**What you have to do:** Copy out every row below word for word, keeping each one on its own line.

**Entries shown:**
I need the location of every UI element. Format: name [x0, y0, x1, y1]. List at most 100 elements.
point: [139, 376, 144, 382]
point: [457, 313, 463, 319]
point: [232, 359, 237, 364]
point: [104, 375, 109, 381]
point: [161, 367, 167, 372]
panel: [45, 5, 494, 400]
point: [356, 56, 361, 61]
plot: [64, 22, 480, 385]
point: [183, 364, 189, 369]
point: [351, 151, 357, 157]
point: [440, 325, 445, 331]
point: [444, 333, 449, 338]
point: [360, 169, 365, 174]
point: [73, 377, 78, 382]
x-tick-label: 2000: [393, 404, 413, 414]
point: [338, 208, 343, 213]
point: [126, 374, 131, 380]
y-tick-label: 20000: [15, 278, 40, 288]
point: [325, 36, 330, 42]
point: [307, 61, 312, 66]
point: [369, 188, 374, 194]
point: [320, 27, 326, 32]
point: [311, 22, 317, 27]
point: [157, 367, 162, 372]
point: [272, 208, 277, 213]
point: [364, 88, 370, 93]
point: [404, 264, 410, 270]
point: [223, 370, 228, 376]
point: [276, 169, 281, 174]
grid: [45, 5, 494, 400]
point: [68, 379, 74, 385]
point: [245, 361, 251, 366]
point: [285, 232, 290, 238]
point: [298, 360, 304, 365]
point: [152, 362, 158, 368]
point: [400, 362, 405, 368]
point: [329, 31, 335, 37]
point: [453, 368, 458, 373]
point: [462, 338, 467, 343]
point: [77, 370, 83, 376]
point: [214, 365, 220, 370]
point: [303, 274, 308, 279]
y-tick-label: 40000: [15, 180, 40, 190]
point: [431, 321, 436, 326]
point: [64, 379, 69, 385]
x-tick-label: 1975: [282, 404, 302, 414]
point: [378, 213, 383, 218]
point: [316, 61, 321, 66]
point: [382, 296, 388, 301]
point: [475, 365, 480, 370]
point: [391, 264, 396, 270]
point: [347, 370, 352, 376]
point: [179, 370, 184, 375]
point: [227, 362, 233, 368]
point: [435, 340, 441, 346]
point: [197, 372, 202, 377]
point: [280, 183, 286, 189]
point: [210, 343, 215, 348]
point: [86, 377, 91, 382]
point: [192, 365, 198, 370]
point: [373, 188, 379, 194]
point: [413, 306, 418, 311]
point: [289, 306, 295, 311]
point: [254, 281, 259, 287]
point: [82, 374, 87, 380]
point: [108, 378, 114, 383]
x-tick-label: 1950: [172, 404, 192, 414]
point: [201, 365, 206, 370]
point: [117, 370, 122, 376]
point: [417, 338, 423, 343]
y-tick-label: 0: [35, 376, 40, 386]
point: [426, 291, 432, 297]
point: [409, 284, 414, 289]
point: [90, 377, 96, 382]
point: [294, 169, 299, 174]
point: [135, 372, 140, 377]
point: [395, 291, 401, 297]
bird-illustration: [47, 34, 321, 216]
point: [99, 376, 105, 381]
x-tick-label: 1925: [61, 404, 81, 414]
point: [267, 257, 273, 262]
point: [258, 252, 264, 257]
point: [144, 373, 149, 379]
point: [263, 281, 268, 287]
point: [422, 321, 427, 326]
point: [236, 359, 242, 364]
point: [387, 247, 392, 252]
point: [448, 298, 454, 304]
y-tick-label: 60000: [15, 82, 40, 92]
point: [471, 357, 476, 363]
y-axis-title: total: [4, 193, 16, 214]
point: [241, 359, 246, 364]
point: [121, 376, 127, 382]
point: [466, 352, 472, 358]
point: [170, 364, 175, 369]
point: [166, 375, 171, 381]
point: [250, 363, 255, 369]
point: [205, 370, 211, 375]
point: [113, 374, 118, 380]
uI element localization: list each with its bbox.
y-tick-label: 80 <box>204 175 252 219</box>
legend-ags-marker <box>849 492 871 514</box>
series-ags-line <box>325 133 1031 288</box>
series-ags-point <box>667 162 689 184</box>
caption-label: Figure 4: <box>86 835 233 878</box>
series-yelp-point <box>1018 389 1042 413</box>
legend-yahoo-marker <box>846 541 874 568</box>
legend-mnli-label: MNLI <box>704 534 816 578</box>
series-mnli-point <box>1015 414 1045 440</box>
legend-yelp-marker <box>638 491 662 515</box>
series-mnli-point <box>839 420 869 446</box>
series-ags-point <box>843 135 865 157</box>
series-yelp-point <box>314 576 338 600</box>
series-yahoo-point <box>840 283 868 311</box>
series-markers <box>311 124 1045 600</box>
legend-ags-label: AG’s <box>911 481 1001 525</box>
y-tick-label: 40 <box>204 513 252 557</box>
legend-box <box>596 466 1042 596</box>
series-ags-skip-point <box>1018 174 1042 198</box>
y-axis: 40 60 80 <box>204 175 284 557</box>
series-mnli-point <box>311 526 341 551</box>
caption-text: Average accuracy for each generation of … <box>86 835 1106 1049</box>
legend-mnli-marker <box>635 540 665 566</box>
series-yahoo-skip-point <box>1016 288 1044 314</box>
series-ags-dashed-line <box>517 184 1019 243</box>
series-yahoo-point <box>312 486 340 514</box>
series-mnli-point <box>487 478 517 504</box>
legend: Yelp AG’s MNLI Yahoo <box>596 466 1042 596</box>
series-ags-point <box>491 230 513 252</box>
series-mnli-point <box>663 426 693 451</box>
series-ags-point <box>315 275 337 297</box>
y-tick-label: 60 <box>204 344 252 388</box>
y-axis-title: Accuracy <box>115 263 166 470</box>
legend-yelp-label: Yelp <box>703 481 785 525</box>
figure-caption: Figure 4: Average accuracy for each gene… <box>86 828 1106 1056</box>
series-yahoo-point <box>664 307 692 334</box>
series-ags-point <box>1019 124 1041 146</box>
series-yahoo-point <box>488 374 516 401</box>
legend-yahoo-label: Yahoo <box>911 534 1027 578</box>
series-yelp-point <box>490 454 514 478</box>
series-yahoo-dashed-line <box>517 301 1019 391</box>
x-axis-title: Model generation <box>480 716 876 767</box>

**Response to this exercise:**
I need the location of every UI element. Format: name [x0, y0, x1, y1]. List at most 100 elements.
point: [139, 376, 144, 382]
point: [457, 313, 463, 319]
point: [232, 359, 237, 364]
point: [104, 375, 109, 381]
point: [161, 367, 167, 372]
panel: [45, 5, 494, 400]
point: [356, 56, 361, 61]
plot: [64, 22, 480, 385]
point: [183, 364, 189, 369]
point: [351, 151, 357, 157]
point: [440, 325, 445, 331]
point: [444, 333, 449, 338]
point: [360, 169, 365, 174]
point: [73, 377, 78, 382]
x-tick-label: 2000: [393, 404, 413, 414]
point: [338, 208, 343, 213]
point: [126, 374, 131, 380]
y-tick-label: 20000: [15, 278, 40, 288]
point: [325, 36, 330, 42]
point: [307, 61, 312, 66]
point: [369, 188, 374, 194]
point: [320, 27, 326, 32]
point: [311, 22, 317, 27]
point: [157, 367, 162, 372]
point: [272, 208, 277, 213]
point: [364, 88, 370, 93]
point: [404, 264, 410, 270]
point: [223, 370, 228, 376]
point: [276, 169, 281, 174]
grid: [45, 5, 494, 400]
point: [68, 379, 74, 385]
point: [245, 361, 251, 366]
point: [285, 232, 290, 238]
point: [298, 360, 304, 365]
point: [152, 362, 158, 368]
point: [400, 362, 405, 368]
point: [329, 31, 335, 37]
point: [453, 368, 458, 373]
point: [462, 338, 467, 343]
point: [77, 370, 83, 376]
point: [214, 365, 220, 370]
point: [303, 274, 308, 279]
y-tick-label: 40000: [15, 180, 40, 190]
point: [431, 321, 436, 326]
point: [64, 379, 69, 385]
x-tick-label: 1975: [282, 404, 302, 414]
point: [378, 213, 383, 218]
point: [316, 61, 321, 66]
point: [382, 296, 388, 301]
point: [475, 365, 480, 370]
point: [391, 264, 396, 270]
point: [347, 370, 352, 376]
point: [179, 370, 184, 375]
point: [227, 362, 233, 368]
point: [435, 340, 441, 346]
point: [197, 372, 202, 377]
point: [280, 183, 286, 189]
point: [210, 343, 215, 348]
point: [86, 377, 91, 382]
point: [192, 365, 198, 370]
point: [373, 188, 379, 194]
point: [413, 306, 418, 311]
point: [289, 306, 295, 311]
point: [254, 281, 259, 287]
point: [82, 374, 87, 380]
point: [108, 378, 114, 383]
x-tick-label: 1950: [172, 404, 192, 414]
point: [201, 365, 206, 370]
point: [117, 370, 122, 376]
point: [417, 338, 423, 343]
y-tick-label: 0: [35, 376, 40, 386]
point: [426, 291, 432, 297]
point: [409, 284, 414, 289]
point: [90, 377, 96, 382]
point: [294, 169, 299, 174]
point: [135, 372, 140, 377]
point: [395, 291, 401, 297]
bird-illustration: [47, 34, 321, 216]
point: [99, 376, 105, 381]
x-tick-label: 1925: [61, 404, 81, 414]
point: [267, 257, 273, 262]
point: [258, 252, 264, 257]
point: [144, 373, 149, 379]
point: [263, 281, 268, 287]
point: [422, 321, 427, 326]
point: [236, 359, 242, 364]
point: [387, 247, 392, 252]
point: [448, 298, 454, 304]
y-tick-label: 60000: [15, 82, 40, 92]
point: [471, 357, 476, 363]
y-axis-title: total: [4, 193, 16, 214]
point: [241, 359, 246, 364]
point: [121, 376, 127, 382]
point: [466, 352, 472, 358]
point: [170, 364, 175, 369]
point: [166, 375, 171, 381]
point: [250, 363, 255, 369]
point: [205, 370, 211, 375]
point: [113, 374, 118, 380]
uI element localization: list each with its bbox.
y-tick-label: 80 <box>204 175 252 219</box>
legend-ags-marker <box>849 492 871 514</box>
series-ags-line <box>325 133 1031 288</box>
series-ags-point <box>667 162 689 184</box>
caption-label: Figure 4: <box>86 835 233 878</box>
series-yelp-point <box>1018 389 1042 413</box>
legend-yahoo-marker <box>846 541 874 568</box>
legend-mnli-label: MNLI <box>704 534 816 578</box>
series-mnli-point <box>1015 414 1045 440</box>
legend-yelp-marker <box>638 491 662 515</box>
series-mnli-point <box>839 420 869 446</box>
series-ags-point <box>843 135 865 157</box>
series-yelp-point <box>314 576 338 600</box>
series-yahoo-point <box>840 283 868 311</box>
series-markers <box>311 124 1045 600</box>
legend-ags-label: AG’s <box>911 481 1001 525</box>
y-tick-label: 40 <box>204 513 252 557</box>
legend-box <box>596 466 1042 596</box>
series-ags-skip-point <box>1018 174 1042 198</box>
y-axis: 40 60 80 <box>204 175 284 557</box>
series-mnli-point <box>311 526 341 551</box>
caption-text: Average accuracy for each generation of … <box>86 835 1106 1049</box>
legend-mnli-marker <box>635 540 665 566</box>
series-yahoo-skip-point <box>1016 288 1044 314</box>
series-ags-dashed-line <box>517 184 1019 243</box>
series-yahoo-point <box>312 486 340 514</box>
series-mnli-point <box>487 478 517 504</box>
legend: Yelp AG’s MNLI Yahoo <box>596 466 1042 596</box>
series-ags-point <box>491 230 513 252</box>
series-mnli-point <box>663 426 693 451</box>
series-ags-point <box>315 275 337 297</box>
y-tick-label: 60 <box>204 344 252 388</box>
y-axis-title: Accuracy <box>115 263 166 470</box>
legend-yelp-label: Yelp <box>703 481 785 525</box>
figure-caption: Figure 4: Average accuracy for each gene… <box>86 828 1106 1056</box>
series-yahoo-point <box>664 307 692 334</box>
series-ags-point <box>1019 124 1041 146</box>
series-yahoo-point <box>488 374 516 401</box>
legend-yahoo-label: Yahoo <box>911 534 1027 578</box>
series-yelp-point <box>490 454 514 478</box>
series-yahoo-dashed-line <box>517 301 1019 391</box>
x-axis-title: Model generation <box>480 716 876 767</box>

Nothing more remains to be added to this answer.